DATA LISTING:
***

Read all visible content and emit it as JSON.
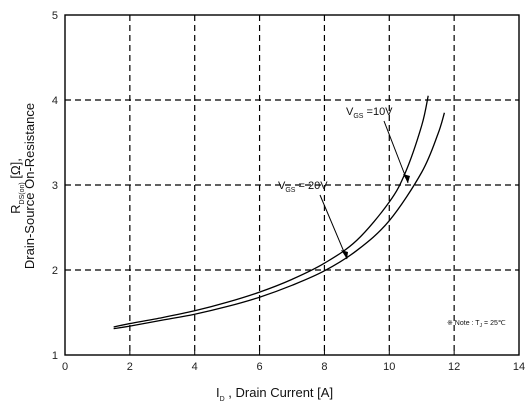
{
  "chart_data": {
    "type": "line",
    "xlim": [
      0,
      14
    ],
    "ylim": [
      1,
      5
    ],
    "x_ticks": [
      "0",
      "2",
      "4",
      "6",
      "8",
      "10",
      "12",
      "14"
    ],
    "y_ticks": [
      "1",
      "2",
      "3",
      "4",
      "5"
    ],
    "grid": true,
    "xlabel": {
      "main": "I",
      "sub": "D",
      "rest": " , Drain Current  [A]"
    },
    "ylabel": {
      "line1_main": "R",
      "line1_sub": "DS(on)",
      "line1_rest": " [Ω],",
      "line2": "Drain-Source On-Resistance"
    },
    "series": [
      {
        "name": "V_GS = 10V",
        "label_main": "V",
        "label_sub": "GS",
        "label_rest": " =10V",
        "x": [
          1.5,
          2,
          3,
          4,
          5,
          6,
          7,
          8,
          9,
          10,
          10.5,
          11,
          11.2
        ],
        "y": [
          1.33,
          1.37,
          1.44,
          1.52,
          1.62,
          1.74,
          1.89,
          2.08,
          2.35,
          2.8,
          3.15,
          3.7,
          4.05
        ]
      },
      {
        "name": "V_GS = 20V",
        "label_main": "V",
        "label_sub": "GS",
        "label_rest": " = 20V",
        "x": [
          1.5,
          2,
          3,
          4,
          5,
          6,
          7,
          8,
          9,
          10,
          11,
          11.5,
          11.7
        ],
        "y": [
          1.31,
          1.34,
          1.41,
          1.48,
          1.57,
          1.68,
          1.82,
          1.99,
          2.23,
          2.58,
          3.15,
          3.6,
          3.85
        ]
      }
    ],
    "note": {
      "prefix": "※ Note : T",
      "sub": "J",
      "suffix": " = 25℃"
    }
  }
}
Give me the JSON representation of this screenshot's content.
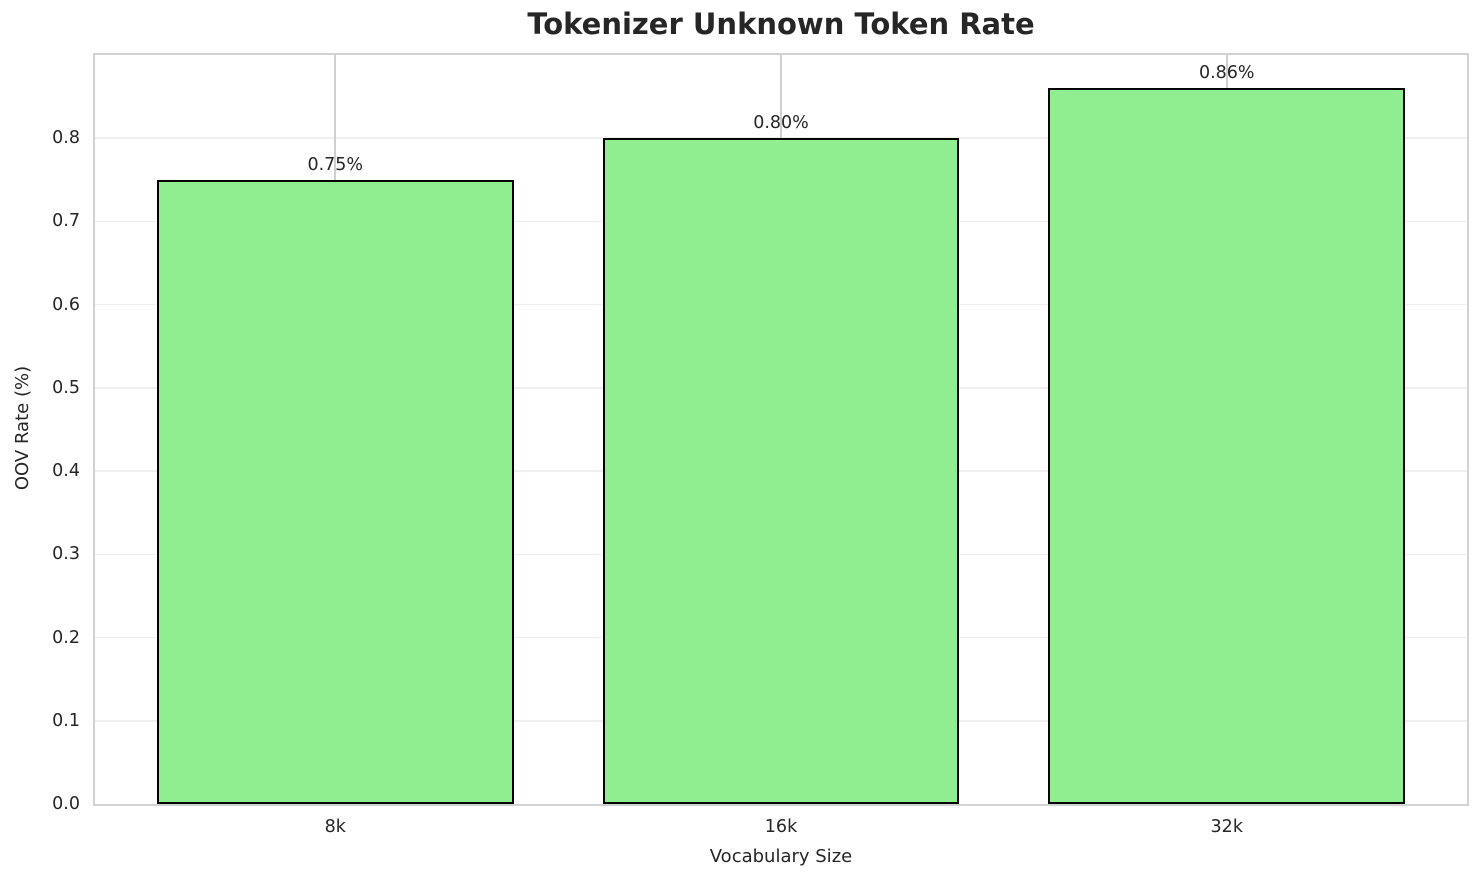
{
  "chart_data": {
    "type": "bar",
    "title": "Tokenizer Unknown Token Rate",
    "xlabel": "Vocabulary Size",
    "ylabel": "OOV Rate (%)",
    "categories": [
      "8k",
      "16k",
      "32k"
    ],
    "values": [
      0.75,
      0.8,
      0.86
    ],
    "bar_labels": [
      "0.75%",
      "0.80%",
      "0.86%"
    ],
    "ylim": [
      0,
      0.9
    ],
    "yticks": [
      0,
      0.1,
      0.2,
      0.3,
      0.4,
      0.5,
      0.6,
      0.7,
      0.8
    ],
    "ytick_labels": [
      "0.0",
      "0.1",
      "0.2",
      "0.3",
      "0.4",
      "0.5",
      "0.6",
      "0.7",
      "0.8"
    ],
    "grid": true,
    "legend_position": "none",
    "colors": {
      "bar_fill": "#90ee90",
      "bar_edge": "#000000",
      "grid_horizontal": "#efefef",
      "grid_vertical": "#cfcfcf",
      "spine": "#d2d2d2",
      "text": "#262626",
      "background": "#ffffff"
    }
  }
}
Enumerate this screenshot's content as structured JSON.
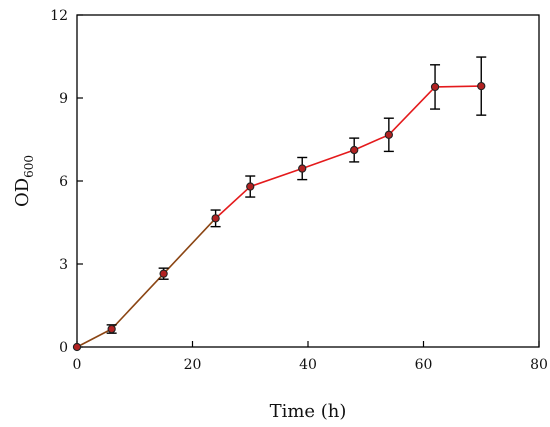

***

STATED EXERCISE: Transcribe the records above exactly, leaving out every picture.

EXERCISE SOLUTION:
Read all visible content and emit it as JSON.
{
  "chart_data": {
    "type": "line",
    "xlim": [
      0,
      14
    ],
    "ylim": [
      1,
      5
    ],
    "x_ticks": [
      "0",
      "2",
      "4",
      "6",
      "8",
      "10",
      "12",
      "14"
    ],
    "y_ticks": [
      "1",
      "2",
      "3",
      "4",
      "5"
    ],
    "grid": true,
    "xlabel": {
      "main": "I",
      "sub": "D",
      "rest": " , Drain Current  [A]"
    },
    "ylabel": {
      "line1_main": "R",
      "line1_sub": "DS(on)",
      "line1_rest": " [Ω],",
      "line2": "Drain-Source On-Resistance"
    },
    "series": [
      {
        "name": "V_GS = 10V",
        "label_main": "V",
        "label_sub": "GS",
        "label_rest": " =10V",
        "x": [
          1.5,
          2,
          3,
          4,
          5,
          6,
          7,
          8,
          9,
          10,
          10.5,
          11,
          11.2
        ],
        "y": [
          1.33,
          1.37,
          1.44,
          1.52,
          1.62,
          1.74,
          1.89,
          2.08,
          2.35,
          2.8,
          3.15,
          3.7,
          4.05
        ]
      },
      {
        "name": "V_GS = 20V",
        "label_main": "V",
        "label_sub": "GS",
        "label_rest": " = 20V",
        "x": [
          1.5,
          2,
          3,
          4,
          5,
          6,
          7,
          8,
          9,
          10,
          11,
          11.5,
          11.7
        ],
        "y": [
          1.31,
          1.34,
          1.41,
          1.48,
          1.57,
          1.68,
          1.82,
          1.99,
          2.23,
          2.58,
          3.15,
          3.6,
          3.85
        ]
      }
    ],
    "note": {
      "prefix": "※ Note : T",
      "sub": "J",
      "suffix": " = 25℃"
    }
  }
}
Give me the JSON representation of this screenshot's content.
{
  "chart_data": {
    "type": "bar",
    "title": "Tokenizer Unknown Token Rate",
    "xlabel": "Vocabulary Size",
    "ylabel": "OOV Rate (%)",
    "categories": [
      "8k",
      "16k",
      "32k"
    ],
    "values": [
      0.75,
      0.8,
      0.86
    ],
    "bar_labels": [
      "0.75%",
      "0.80%",
      "0.86%"
    ],
    "ylim": [
      0,
      0.9
    ],
    "yticks": [
      0,
      0.1,
      0.2,
      0.3,
      0.4,
      0.5,
      0.6,
      0.7,
      0.8
    ],
    "ytick_labels": [
      "0.0",
      "0.1",
      "0.2",
      "0.3",
      "0.4",
      "0.5",
      "0.6",
      "0.7",
      "0.8"
    ],
    "grid": true,
    "legend_position": "none",
    "colors": {
      "bar_fill": "#90ee90",
      "bar_edge": "#000000",
      "grid_horizontal": "#efefef",
      "grid_vertical": "#cfcfcf",
      "spine": "#d2d2d2",
      "text": "#262626",
      "background": "#ffffff"
    }
  }
}
Enumerate this screenshot's content as structured JSON.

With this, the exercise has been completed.